** Begin **

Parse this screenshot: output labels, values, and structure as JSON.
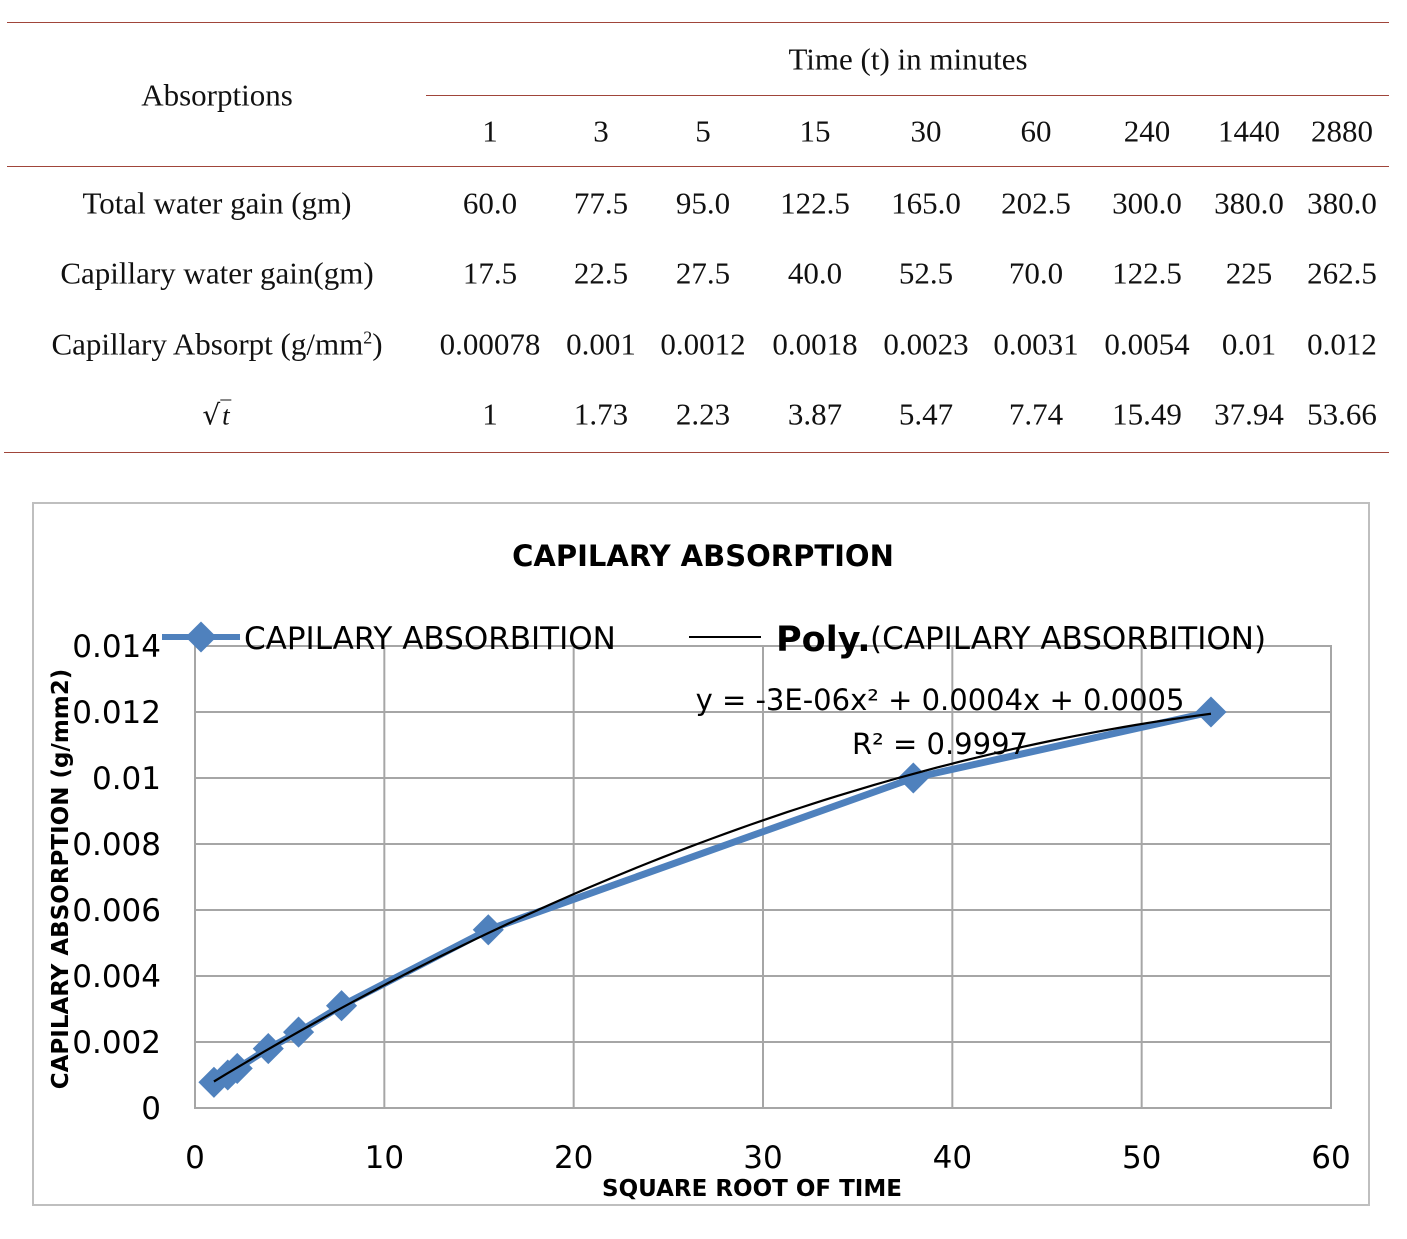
{
  "table": {
    "row_header_title": "Absorptions",
    "time_header": "Time (t) in minutes",
    "times": [
      "1",
      "3",
      "5",
      "15",
      "30",
      "60",
      "240",
      "1440",
      "2880"
    ],
    "rows": [
      {
        "label": "Total water gain (gm)",
        "values": [
          "60.0",
          "77.5",
          "95.0",
          "122.5",
          "165.0",
          "202.5",
          "300.0",
          "380.0",
          "380.0"
        ]
      },
      {
        "label": "Capillary water gain(gm)",
        "values": [
          "17.5",
          "22.5",
          "27.5",
          "40.0",
          "52.5",
          "70.0",
          "122.5",
          "225",
          "262.5"
        ]
      },
      {
        "label": "Capillary Absorpt (g/mm",
        "label_sup": "2",
        "label_tail": ")",
        "values": [
          "0.00078",
          "0.001",
          "0.0012",
          "0.0018",
          "0.0023",
          "0.0031",
          "0.0054",
          "0.01",
          "0.012"
        ]
      },
      {
        "label": "t",
        "is_sqrt": true,
        "values": [
          "1",
          "1.73",
          "2.23",
          "3.87",
          "5.47",
          "7.74",
          "15.49",
          "37.94",
          "53.66"
        ]
      }
    ],
    "rule_color": "#a0453a"
  },
  "chart_data": {
    "type": "scatter",
    "title": "CAPILARY ABSORPTION",
    "xlabel": "SQUARE ROOT OF TIME",
    "ylabel": "CAPILARY ABSORPTION (g/mm2)",
    "xlim": [
      0,
      60
    ],
    "ylim": [
      0,
      0.014
    ],
    "x_ticks": [
      0,
      10,
      20,
      30,
      40,
      50,
      60
    ],
    "x_tick_labels": [
      "0",
      "10",
      "20",
      "30",
      "40",
      "50",
      "60"
    ],
    "y_ticks": [
      0,
      0.002,
      0.004,
      0.006,
      0.008,
      0.01,
      0.012,
      0.014
    ],
    "y_tick_labels": [
      "0",
      "0.002",
      "0.004",
      "0.006",
      "0.008",
      "0.01",
      "0.012",
      "0.014"
    ],
    "grid": true,
    "series": [
      {
        "name": "CAPILARY ABSORBITION",
        "color": "#4f81bd",
        "marker": "diamond",
        "x": [
          1,
          1.73,
          2.23,
          3.87,
          5.47,
          7.74,
          15.49,
          37.94,
          53.66
        ],
        "y": [
          0.00078,
          0.001,
          0.0012,
          0.0018,
          0.0023,
          0.0031,
          0.0054,
          0.01,
          0.012
        ]
      }
    ],
    "trendline": {
      "legend_bold": "Poly.",
      "legend_rest": "(CAPILARY ABSORBITION)",
      "color": "#000000",
      "equation": "y = -3E-06x² + 0.0004x + 0.0005",
      "r_squared": "R² = 0.9997"
    },
    "legend_position": "top"
  }
}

** End **

### [WORK TO BE COMPLETED]
Retype the entries word for word. Omit any images.

### [RESULT OF THIS EXERCISE]
Parse this screenshot: output labels, values, and structure as JSON.
{
  "table": {
    "row_header_title": "Absorptions",
    "time_header": "Time (t) in minutes",
    "times": [
      "1",
      "3",
      "5",
      "15",
      "30",
      "60",
      "240",
      "1440",
      "2880"
    ],
    "rows": [
      {
        "label": "Total water gain (gm)",
        "values": [
          "60.0",
          "77.5",
          "95.0",
          "122.5",
          "165.0",
          "202.5",
          "300.0",
          "380.0",
          "380.0"
        ]
      },
      {
        "label": "Capillary water gain(gm)",
        "values": [
          "17.5",
          "22.5",
          "27.5",
          "40.0",
          "52.5",
          "70.0",
          "122.5",
          "225",
          "262.5"
        ]
      },
      {
        "label": "Capillary Absorpt (g/mm",
        "label_sup": "2",
        "label_tail": ")",
        "values": [
          "0.00078",
          "0.001",
          "0.0012",
          "0.0018",
          "0.0023",
          "0.0031",
          "0.0054",
          "0.01",
          "0.012"
        ]
      },
      {
        "label": "t",
        "is_sqrt": true,
        "values": [
          "1",
          "1.73",
          "2.23",
          "3.87",
          "5.47",
          "7.74",
          "15.49",
          "37.94",
          "53.66"
        ]
      }
    ],
    "rule_color": "#a0453a"
  },
  "chart_data": {
    "type": "scatter",
    "title": "CAPILARY ABSORPTION",
    "xlabel": "SQUARE ROOT OF TIME",
    "ylabel": "CAPILARY ABSORPTION (g/mm2)",
    "xlim": [
      0,
      60
    ],
    "ylim": [
      0,
      0.014
    ],
    "x_ticks": [
      0,
      10,
      20,
      30,
      40,
      50,
      60
    ],
    "x_tick_labels": [
      "0",
      "10",
      "20",
      "30",
      "40",
      "50",
      "60"
    ],
    "y_ticks": [
      0,
      0.002,
      0.004,
      0.006,
      0.008,
      0.01,
      0.012,
      0.014
    ],
    "y_tick_labels": [
      "0",
      "0.002",
      "0.004",
      "0.006",
      "0.008",
      "0.01",
      "0.012",
      "0.014"
    ],
    "grid": true,
    "series": [
      {
        "name": "CAPILARY ABSORBITION",
        "color": "#4f81bd",
        "marker": "diamond",
        "x": [
          1,
          1.73,
          2.23,
          3.87,
          5.47,
          7.74,
          15.49,
          37.94,
          53.66
        ],
        "y": [
          0.00078,
          0.001,
          0.0012,
          0.0018,
          0.0023,
          0.0031,
          0.0054,
          0.01,
          0.012
        ]
      }
    ],
    "trendline": {
      "legend_bold": "Poly.",
      "legend_rest": "(CAPILARY ABSORBITION)",
      "color": "#000000",
      "equation": "y = -3E-06x² + 0.0004x + 0.0005",
      "r_squared": "R² = 0.9997"
    },
    "legend_position": "top"
  }
}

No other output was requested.